= PROBLEM REQUIREMENTS =
Print each of the entries exactly, leaving nothing out.

╔══

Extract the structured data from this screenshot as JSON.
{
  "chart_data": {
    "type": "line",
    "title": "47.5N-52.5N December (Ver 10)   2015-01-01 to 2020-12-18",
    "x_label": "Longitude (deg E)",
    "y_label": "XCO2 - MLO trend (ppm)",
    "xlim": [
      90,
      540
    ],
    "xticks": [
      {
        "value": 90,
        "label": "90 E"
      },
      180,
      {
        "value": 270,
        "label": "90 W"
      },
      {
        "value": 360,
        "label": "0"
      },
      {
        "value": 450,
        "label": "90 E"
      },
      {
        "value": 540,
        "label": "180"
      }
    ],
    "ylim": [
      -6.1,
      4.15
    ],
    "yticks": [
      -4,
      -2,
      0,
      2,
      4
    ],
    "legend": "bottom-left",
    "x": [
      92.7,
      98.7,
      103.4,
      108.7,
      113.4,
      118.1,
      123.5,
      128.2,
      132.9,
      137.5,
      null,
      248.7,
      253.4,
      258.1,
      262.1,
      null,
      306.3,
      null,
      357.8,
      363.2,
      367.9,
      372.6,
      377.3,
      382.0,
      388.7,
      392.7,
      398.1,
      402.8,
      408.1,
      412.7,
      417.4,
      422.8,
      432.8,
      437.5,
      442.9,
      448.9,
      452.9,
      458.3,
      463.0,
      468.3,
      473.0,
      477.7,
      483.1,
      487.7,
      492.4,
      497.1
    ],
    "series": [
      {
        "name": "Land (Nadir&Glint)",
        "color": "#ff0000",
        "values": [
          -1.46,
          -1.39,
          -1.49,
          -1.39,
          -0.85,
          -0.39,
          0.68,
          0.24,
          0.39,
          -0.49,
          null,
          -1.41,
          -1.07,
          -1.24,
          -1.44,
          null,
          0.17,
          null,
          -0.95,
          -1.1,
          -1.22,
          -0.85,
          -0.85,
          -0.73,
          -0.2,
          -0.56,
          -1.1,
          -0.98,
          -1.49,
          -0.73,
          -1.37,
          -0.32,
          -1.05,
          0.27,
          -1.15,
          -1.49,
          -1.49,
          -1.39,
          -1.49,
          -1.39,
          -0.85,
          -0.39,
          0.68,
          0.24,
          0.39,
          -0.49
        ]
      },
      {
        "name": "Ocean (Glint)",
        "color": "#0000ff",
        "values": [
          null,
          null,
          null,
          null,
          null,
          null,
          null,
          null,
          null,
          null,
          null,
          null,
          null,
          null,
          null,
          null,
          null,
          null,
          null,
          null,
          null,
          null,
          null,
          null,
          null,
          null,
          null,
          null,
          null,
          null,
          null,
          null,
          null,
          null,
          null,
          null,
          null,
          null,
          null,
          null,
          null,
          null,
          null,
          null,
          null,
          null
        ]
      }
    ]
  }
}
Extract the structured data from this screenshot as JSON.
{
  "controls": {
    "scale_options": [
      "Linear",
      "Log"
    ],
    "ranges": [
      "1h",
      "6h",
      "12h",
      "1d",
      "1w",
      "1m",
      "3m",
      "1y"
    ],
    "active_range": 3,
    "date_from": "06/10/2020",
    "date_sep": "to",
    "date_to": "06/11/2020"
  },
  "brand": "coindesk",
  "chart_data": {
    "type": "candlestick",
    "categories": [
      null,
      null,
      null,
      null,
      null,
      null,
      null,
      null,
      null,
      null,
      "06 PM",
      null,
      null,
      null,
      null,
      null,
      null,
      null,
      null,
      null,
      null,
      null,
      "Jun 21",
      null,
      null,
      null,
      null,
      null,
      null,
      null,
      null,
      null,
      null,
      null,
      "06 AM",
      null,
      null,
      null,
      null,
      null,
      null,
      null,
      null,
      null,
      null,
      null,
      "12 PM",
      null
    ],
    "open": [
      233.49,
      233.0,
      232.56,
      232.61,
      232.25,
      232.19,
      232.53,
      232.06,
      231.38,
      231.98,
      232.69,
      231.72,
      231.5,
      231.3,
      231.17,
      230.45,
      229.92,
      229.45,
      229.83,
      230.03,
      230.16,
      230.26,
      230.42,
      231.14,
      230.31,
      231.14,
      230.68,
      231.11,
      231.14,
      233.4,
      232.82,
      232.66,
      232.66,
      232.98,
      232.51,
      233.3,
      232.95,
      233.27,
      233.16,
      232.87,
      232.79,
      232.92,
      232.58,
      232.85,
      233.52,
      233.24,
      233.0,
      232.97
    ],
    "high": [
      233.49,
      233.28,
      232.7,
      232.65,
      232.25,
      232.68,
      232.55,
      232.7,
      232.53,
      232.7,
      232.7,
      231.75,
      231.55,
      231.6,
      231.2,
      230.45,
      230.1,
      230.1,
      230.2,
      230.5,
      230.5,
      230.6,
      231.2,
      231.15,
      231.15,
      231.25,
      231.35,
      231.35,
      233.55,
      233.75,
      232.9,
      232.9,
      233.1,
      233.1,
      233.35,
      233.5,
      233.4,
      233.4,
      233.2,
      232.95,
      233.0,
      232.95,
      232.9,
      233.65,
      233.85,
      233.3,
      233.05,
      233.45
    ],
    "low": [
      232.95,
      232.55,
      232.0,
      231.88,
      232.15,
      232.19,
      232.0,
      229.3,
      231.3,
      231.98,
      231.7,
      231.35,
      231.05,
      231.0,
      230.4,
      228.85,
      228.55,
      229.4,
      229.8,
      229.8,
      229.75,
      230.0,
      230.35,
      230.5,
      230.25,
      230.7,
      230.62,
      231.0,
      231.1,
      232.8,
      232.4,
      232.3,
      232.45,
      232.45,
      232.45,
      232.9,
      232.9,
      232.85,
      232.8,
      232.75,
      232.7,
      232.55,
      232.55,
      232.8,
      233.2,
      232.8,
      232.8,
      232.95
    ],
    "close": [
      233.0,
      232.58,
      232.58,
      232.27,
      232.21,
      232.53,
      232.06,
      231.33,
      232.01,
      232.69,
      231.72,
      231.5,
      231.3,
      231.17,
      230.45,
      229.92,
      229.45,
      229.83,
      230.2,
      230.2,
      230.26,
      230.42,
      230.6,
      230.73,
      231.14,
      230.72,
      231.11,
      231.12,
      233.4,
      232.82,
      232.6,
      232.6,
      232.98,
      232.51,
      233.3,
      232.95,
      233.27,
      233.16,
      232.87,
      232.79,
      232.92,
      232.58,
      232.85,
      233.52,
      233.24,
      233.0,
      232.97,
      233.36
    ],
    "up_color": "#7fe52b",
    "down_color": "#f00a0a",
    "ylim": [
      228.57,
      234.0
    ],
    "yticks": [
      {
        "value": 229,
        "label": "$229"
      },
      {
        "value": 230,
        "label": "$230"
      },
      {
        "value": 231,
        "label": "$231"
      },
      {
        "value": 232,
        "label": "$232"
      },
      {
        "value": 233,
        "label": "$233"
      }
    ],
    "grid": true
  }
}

╚══

= SOLUTION TO THIS EXERCISE =
Extract the structured data from this screenshot as JSON.
{
  "chart_data": {
    "type": "line",
    "title": "47.5N-52.5N December (Ver 10)   2015-01-01 to 2020-12-18",
    "x_label": "Longitude (deg E)",
    "y_label": "XCO2 - MLO trend (ppm)",
    "xlim": [
      90,
      540
    ],
    "xticks": [
      {
        "value": 90,
        "label": "90 E"
      },
      180,
      {
        "value": 270,
        "label": "90 W"
      },
      {
        "value": 360,
        "label": "0"
      },
      {
        "value": 450,
        "label": "90 E"
      },
      {
        "value": 540,
        "label": "180"
      }
    ],
    "ylim": [
      -6.1,
      4.15
    ],
    "yticks": [
      -4,
      -2,
      0,
      2,
      4
    ],
    "legend": "bottom-left",
    "x": [
      92.7,
      98.7,
      103.4,
      108.7,
      113.4,
      118.1,
      123.5,
      128.2,
      132.9,
      137.5,
      null,
      248.7,
      253.4,
      258.1,
      262.1,
      null,
      306.3,
      null,
      357.8,
      363.2,
      367.9,
      372.6,
      377.3,
      382.0,
      388.7,
      392.7,
      398.1,
      402.8,
      408.1,
      412.7,
      417.4,
      422.8,
      432.8,
      437.5,
      442.9,
      448.9,
      452.9,
      458.3,
      463.0,
      468.3,
      473.0,
      477.7,
      483.1,
      487.7,
      492.4,
      497.1
    ],
    "series": [
      {
        "name": "Land (Nadir&Glint)",
        "color": "#ff0000",
        "values": [
          -1.46,
          -1.39,
          -1.49,
          -1.39,
          -0.85,
          -0.39,
          0.68,
          0.24,
          0.39,
          -0.49,
          null,
          -1.41,
          -1.07,
          -1.24,
          -1.44,
          null,
          0.17,
          null,
          -0.95,
          -1.1,
          -1.22,
          -0.85,
          -0.85,
          -0.73,
          -0.2,
          -0.56,
          -1.1,
          -0.98,
          -1.49,
          -0.73,
          -1.37,
          -0.32,
          -1.05,
          0.27,
          -1.15,
          -1.49,
          -1.49,
          -1.39,
          -1.49,
          -1.39,
          -0.85,
          -0.39,
          0.68,
          0.24,
          0.39,
          -0.49
        ]
      },
      {
        "name": "Ocean (Glint)",
        "color": "#0000ff",
        "values": [
          null,
          null,
          null,
          null,
          null,
          null,
          null,
          null,
          null,
          null,
          null,
          null,
          null,
          null,
          null,
          null,
          null,
          null,
          null,
          null,
          null,
          null,
          null,
          null,
          null,
          null,
          null,
          null,
          null,
          null,
          null,
          null,
          null,
          null,
          null,
          null,
          null,
          null,
          null,
          null,
          null,
          null,
          null,
          null,
          null,
          null
        ]
      }
    ]
  }
}
Extract the structured data from this screenshot as JSON.
{
  "controls": {
    "scale_options": [
      "Linear",
      "Log"
    ],
    "ranges": [
      "1h",
      "6h",
      "12h",
      "1d",
      "1w",
      "1m",
      "3m",
      "1y"
    ],
    "active_range": 3,
    "date_from": "06/10/2020",
    "date_sep": "to",
    "date_to": "06/11/2020"
  },
  "brand": "coindesk",
  "chart_data": {
    "type": "candlestick",
    "categories": [
      null,
      null,
      null,
      null,
      null,
      null,
      null,
      null,
      null,
      null,
      "06 PM",
      null,
      null,
      null,
      null,
      null,
      null,
      null,
      null,
      null,
      null,
      null,
      "Jun 21",
      null,
      null,
      null,
      null,
      null,
      null,
      null,
      null,
      null,
      null,
      null,
      "06 AM",
      null,
      null,
      null,
      null,
      null,
      null,
      null,
      null,
      null,
      null,
      null,
      "12 PM",
      null
    ],
    "open": [
      233.49,
      233.0,
      232.56,
      232.61,
      232.25,
      232.19,
      232.53,
      232.06,
      231.38,
      231.98,
      232.69,
      231.72,
      231.5,
      231.3,
      231.17,
      230.45,
      229.92,
      229.45,
      229.83,
      230.03,
      230.16,
      230.26,
      230.42,
      231.14,
      230.31,
      231.14,
      230.68,
      231.11,
      231.14,
      233.4,
      232.82,
      232.66,
      232.66,
      232.98,
      232.51,
      233.3,
      232.95,
      233.27,
      233.16,
      232.87,
      232.79,
      232.92,
      232.58,
      232.85,
      233.52,
      233.24,
      233.0,
      232.97
    ],
    "high": [
      233.49,
      233.28,
      232.7,
      232.65,
      232.25,
      232.68,
      232.55,
      232.7,
      232.53,
      232.7,
      232.7,
      231.75,
      231.55,
      231.6,
      231.2,
      230.45,
      230.1,
      230.1,
      230.2,
      230.5,
      230.5,
      230.6,
      231.2,
      231.15,
      231.15,
      231.25,
      231.35,
      231.35,
      233.55,
      233.75,
      232.9,
      232.9,
      233.1,
      233.1,
      233.35,
      233.5,
      233.4,
      233.4,
      233.2,
      232.95,
      233.0,
      232.95,
      232.9,
      233.65,
      233.85,
      233.3,
      233.05,
      233.45
    ],
    "low": [
      232.95,
      232.55,
      232.0,
      231.88,
      232.15,
      232.19,
      232.0,
      229.3,
      231.3,
      231.98,
      231.7,
      231.35,
      231.05,
      231.0,
      230.4,
      228.85,
      228.55,
      229.4,
      229.8,
      229.8,
      229.75,
      230.0,
      230.35,
      230.5,
      230.25,
      230.7,
      230.62,
      231.0,
      231.1,
      232.8,
      232.4,
      232.3,
      232.45,
      232.45,
      232.45,
      232.9,
      232.9,
      232.85,
      232.8,
      232.75,
      232.7,
      232.55,
      232.55,
      232.8,
      233.2,
      232.8,
      232.8,
      232.95
    ],
    "close": [
      233.0,
      232.58,
      232.58,
      232.27,
      232.21,
      232.53,
      232.06,
      231.33,
      232.01,
      232.69,
      231.72,
      231.5,
      231.3,
      231.17,
      230.45,
      229.92,
      229.45,
      229.83,
      230.2,
      230.2,
      230.26,
      230.42,
      230.6,
      230.73,
      231.14,
      230.72,
      231.11,
      231.12,
      233.4,
      232.82,
      232.6,
      232.6,
      232.98,
      232.51,
      233.3,
      232.95,
      233.27,
      233.16,
      232.87,
      232.79,
      232.92,
      232.58,
      232.85,
      233.52,
      233.24,
      233.0,
      232.97,
      233.36
    ],
    "up_color": "#7fe52b",
    "down_color": "#f00a0a",
    "ylim": [
      228.57,
      234.0
    ],
    "yticks": [
      {
        "value": 229,
        "label": "$229"
      },
      {
        "value": 230,
        "label": "$230"
      },
      {
        "value": 231,
        "label": "$231"
      },
      {
        "value": 232,
        "label": "$232"
      },
      {
        "value": 233,
        "label": "$233"
      }
    ],
    "grid": true
  }
}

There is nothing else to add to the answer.